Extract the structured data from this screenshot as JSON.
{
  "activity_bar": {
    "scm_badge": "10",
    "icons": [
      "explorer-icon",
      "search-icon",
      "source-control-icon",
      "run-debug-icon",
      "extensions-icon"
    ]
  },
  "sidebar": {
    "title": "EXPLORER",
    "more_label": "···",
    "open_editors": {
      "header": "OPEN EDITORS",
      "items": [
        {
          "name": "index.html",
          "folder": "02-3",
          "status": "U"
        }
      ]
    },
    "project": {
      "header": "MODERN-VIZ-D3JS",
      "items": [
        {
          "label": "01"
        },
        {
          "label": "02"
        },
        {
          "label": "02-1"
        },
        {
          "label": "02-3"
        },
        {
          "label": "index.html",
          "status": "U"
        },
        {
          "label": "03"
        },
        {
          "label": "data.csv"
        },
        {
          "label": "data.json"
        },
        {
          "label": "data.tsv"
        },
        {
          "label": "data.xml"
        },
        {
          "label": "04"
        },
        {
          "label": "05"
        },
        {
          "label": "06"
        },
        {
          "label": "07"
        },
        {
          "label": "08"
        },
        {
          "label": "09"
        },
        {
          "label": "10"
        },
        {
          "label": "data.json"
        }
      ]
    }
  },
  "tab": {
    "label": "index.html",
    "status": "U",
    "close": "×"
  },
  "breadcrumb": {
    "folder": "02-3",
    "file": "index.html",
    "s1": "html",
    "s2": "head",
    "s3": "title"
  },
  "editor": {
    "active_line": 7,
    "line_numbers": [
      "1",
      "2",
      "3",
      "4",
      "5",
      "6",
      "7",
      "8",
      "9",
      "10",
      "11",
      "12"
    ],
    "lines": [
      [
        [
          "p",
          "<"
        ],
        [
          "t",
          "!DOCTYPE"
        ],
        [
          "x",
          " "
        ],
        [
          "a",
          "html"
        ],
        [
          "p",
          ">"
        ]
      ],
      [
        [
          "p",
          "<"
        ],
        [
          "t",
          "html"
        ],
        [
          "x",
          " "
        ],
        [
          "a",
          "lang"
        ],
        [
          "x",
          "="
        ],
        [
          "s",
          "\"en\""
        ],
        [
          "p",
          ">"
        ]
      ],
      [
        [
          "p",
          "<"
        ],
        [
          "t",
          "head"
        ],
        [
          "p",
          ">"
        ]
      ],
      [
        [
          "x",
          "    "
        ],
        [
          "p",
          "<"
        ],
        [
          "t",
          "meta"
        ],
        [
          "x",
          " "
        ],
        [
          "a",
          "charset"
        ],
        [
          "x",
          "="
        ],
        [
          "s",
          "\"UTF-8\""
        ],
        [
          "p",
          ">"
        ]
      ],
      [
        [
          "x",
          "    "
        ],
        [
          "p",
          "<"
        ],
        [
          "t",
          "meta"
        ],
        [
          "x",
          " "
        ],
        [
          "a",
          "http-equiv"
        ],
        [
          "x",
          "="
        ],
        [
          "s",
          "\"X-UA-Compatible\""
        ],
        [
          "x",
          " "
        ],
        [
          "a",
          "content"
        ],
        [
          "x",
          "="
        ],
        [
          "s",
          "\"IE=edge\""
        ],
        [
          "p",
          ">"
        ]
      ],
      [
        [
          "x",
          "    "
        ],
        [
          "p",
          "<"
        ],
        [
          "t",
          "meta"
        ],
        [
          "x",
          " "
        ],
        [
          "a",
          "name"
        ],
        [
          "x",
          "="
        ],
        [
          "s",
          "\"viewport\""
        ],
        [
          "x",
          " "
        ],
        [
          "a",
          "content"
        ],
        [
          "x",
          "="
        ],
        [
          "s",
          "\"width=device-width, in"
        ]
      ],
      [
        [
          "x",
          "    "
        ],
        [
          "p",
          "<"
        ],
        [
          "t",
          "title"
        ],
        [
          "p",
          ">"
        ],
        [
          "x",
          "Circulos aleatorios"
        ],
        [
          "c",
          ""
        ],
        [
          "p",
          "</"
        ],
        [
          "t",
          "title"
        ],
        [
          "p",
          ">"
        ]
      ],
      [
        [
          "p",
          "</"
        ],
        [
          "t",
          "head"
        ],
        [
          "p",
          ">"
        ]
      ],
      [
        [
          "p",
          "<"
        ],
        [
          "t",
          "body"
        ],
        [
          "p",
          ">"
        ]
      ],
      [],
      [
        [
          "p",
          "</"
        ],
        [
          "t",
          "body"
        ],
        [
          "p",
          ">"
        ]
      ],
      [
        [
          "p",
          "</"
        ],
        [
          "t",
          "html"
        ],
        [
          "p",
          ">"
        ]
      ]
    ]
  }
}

THE PROBLEM>
Search the preceding listing for the word "data" and pull out every line that holds it.

TASK OUTPUT>
Extract the structured data from this screenshot as JSON.
          "label": "data.csv"
          "label": "data.json"
          "label": "data.tsv"
          "label": "data.xml"
          "label": "data.json"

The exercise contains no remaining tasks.